Document text start
“People are always blaming circumstances for what they are. I don’t believe in circumstances. The people who get on in this world are the people who get up and look for the circumstances they want, and, if they can’t find them, make them.”
~George Bernard Shaw.
Powerful in sight is this fact that stands eternally: individuals can design their perceptions of life, but the default is to complain about what’s not going right as opposed to capitalising on the ever-present possibilities.
It’d fair to say most people don’t like their day work. By custom and nature we loath work and love time off. Another generalisation is we see decisions going against us as attacks but when decisions go against others it’s just how life goes or we see how they ‘deserved’ it.
Yet, the circumstances conspire against no one. They lay idle and open to our attribution.
Skills of Momentary Reflection
The key is converting our frustrated anger, bubbling away just below the surface, into peace via patience. Emotional intelligence requires understanding how circumstances impinge on personal peace and compensating in the moment. This results in perspective and control.
Getting there to turn the frustration into peace is a skill.
Document text end
Information supplied start
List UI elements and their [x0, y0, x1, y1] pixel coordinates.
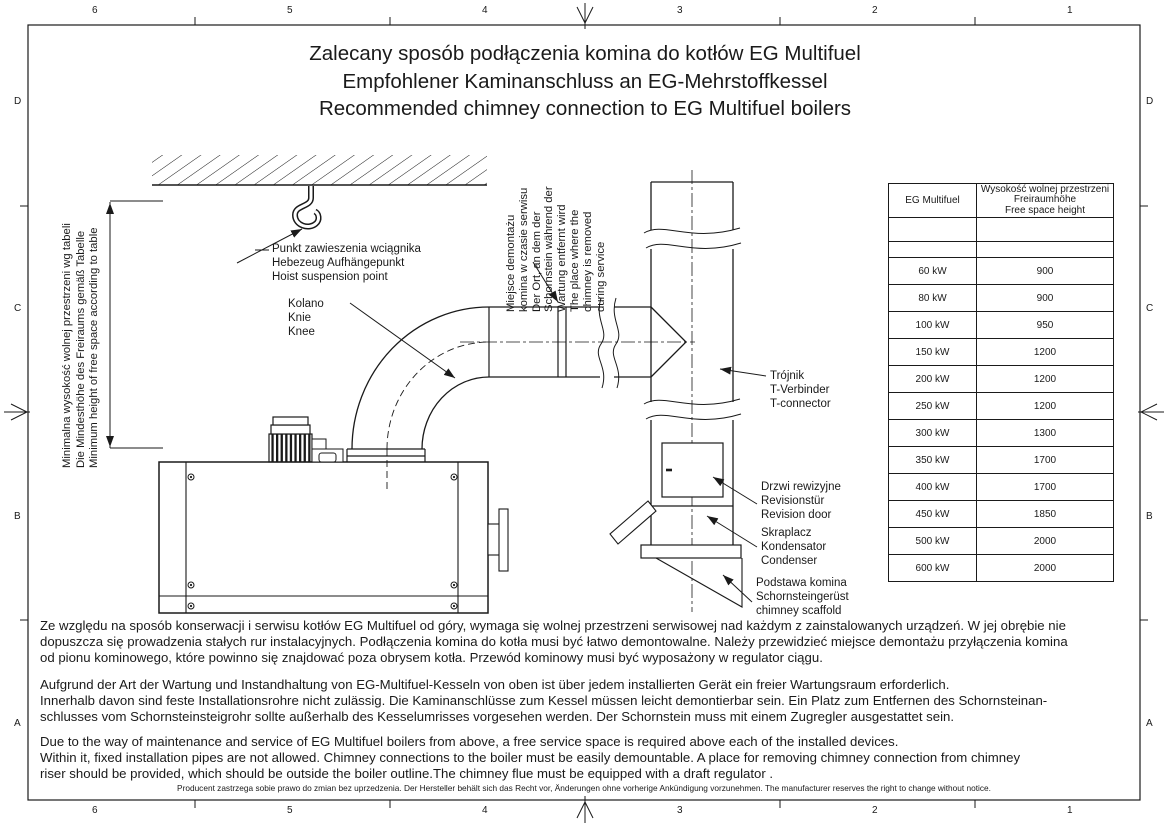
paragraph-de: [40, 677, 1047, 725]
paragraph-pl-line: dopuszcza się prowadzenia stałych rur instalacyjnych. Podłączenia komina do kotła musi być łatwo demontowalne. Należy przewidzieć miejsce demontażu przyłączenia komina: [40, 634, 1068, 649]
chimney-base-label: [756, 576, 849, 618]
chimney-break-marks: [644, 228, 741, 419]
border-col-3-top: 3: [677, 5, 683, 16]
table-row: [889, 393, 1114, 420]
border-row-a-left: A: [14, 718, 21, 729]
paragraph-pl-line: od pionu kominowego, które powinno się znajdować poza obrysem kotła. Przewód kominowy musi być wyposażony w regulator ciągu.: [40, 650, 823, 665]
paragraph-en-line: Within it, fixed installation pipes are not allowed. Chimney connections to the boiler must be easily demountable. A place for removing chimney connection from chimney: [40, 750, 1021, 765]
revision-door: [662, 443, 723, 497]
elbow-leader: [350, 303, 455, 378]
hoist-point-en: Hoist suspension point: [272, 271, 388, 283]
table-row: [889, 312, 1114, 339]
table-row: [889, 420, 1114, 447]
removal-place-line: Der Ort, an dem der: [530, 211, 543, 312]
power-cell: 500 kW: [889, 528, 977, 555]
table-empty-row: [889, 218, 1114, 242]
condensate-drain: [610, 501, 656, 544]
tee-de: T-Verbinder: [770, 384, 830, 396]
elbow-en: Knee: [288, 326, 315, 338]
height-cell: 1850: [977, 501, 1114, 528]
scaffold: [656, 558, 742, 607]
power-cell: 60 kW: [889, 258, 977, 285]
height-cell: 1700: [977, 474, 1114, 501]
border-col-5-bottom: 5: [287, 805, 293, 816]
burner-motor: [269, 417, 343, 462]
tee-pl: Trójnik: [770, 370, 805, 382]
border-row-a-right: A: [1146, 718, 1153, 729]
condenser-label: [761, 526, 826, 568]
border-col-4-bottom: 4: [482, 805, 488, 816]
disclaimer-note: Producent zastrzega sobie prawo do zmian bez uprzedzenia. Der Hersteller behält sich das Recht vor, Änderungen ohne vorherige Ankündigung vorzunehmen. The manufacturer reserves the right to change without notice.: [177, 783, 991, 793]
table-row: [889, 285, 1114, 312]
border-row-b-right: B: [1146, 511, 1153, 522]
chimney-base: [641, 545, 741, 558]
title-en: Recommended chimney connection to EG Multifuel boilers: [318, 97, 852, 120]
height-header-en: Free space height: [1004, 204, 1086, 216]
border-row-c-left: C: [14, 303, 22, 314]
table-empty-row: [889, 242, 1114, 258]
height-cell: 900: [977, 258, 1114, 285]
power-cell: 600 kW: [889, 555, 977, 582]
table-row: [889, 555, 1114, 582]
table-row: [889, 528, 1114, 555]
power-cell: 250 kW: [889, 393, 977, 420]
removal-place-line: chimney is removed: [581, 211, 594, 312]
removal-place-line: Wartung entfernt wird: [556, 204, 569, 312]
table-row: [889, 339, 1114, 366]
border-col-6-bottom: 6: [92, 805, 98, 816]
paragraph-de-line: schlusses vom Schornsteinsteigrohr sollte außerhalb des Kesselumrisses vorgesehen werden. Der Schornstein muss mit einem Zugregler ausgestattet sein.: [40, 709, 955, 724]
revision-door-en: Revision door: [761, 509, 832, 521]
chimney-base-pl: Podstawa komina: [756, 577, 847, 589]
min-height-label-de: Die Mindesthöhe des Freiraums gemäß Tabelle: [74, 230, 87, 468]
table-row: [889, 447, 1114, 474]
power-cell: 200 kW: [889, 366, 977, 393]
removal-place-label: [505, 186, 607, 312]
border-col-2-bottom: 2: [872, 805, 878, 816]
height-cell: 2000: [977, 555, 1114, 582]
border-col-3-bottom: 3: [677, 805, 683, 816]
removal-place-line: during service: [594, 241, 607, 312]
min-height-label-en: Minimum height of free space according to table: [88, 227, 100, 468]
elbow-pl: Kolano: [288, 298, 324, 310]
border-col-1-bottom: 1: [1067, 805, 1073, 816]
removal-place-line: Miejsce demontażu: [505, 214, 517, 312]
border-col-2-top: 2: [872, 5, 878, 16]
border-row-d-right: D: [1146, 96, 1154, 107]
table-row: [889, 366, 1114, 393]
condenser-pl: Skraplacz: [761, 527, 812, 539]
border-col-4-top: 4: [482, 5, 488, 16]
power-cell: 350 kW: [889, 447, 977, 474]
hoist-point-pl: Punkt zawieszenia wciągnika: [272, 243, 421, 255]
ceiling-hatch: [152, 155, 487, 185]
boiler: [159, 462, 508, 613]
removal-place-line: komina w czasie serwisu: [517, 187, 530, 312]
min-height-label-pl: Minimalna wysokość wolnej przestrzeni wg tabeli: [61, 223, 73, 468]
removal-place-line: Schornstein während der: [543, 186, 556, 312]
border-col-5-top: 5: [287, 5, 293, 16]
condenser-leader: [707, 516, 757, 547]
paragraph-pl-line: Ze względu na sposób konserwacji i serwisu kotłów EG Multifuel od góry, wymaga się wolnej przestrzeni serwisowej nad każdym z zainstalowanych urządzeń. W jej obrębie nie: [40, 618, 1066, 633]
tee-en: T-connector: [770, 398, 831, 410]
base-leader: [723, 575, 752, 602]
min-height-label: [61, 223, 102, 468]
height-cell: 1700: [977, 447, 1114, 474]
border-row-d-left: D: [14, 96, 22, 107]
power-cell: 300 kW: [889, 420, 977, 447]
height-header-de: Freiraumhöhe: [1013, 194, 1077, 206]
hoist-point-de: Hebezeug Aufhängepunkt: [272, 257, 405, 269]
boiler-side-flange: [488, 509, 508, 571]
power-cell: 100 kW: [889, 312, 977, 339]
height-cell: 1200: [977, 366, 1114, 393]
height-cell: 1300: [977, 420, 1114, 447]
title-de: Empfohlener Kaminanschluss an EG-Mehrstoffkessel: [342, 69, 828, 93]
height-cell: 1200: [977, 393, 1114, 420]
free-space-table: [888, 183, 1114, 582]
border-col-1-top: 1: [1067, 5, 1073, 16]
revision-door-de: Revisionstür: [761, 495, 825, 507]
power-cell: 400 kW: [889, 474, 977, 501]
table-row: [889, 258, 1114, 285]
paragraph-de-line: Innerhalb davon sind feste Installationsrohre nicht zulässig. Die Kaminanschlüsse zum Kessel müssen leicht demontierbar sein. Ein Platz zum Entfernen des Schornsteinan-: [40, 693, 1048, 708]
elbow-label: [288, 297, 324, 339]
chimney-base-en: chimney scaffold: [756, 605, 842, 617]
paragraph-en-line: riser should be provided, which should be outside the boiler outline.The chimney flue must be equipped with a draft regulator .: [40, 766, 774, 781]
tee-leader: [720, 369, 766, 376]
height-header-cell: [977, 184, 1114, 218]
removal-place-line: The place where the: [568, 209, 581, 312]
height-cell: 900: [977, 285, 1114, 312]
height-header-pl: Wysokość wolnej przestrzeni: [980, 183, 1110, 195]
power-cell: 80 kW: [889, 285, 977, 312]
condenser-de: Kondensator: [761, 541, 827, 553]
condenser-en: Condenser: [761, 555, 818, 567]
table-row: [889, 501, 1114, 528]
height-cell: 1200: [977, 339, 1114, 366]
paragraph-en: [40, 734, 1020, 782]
Information supplied end
Given request 1: According to the passage on circumstances, what does emotional intelligence require?
Given request 2: Retype the part of the passage on circumstances between "It’d fair to" and "is a skill.", inclusive.

Exercise answer 1: Emotional intelligence requires understanding how circumstances impinge on personal peace and compensating in the moment.

Exercise answer 2:
It’d fair to say most people don’t like their day work. By custom and nature we loath work and love time off. Another generalisation is we see decisions going against us as attacks but when decisions go against others it’s just how life goes or we see how they ‘deserved’ it.
Yet, the circumstances conspire against no one. They lay idle and open to our attribution.
Skills of Momentary Reflection
The key is converting our frustrated anger, bubbling away just below the surface, into peace via patience. Emotional intelligence requires understanding how circumstances impinge on personal peace and compensating in the moment. This results in perspective and control.
Getting there to turn the frustration into peace is a skill.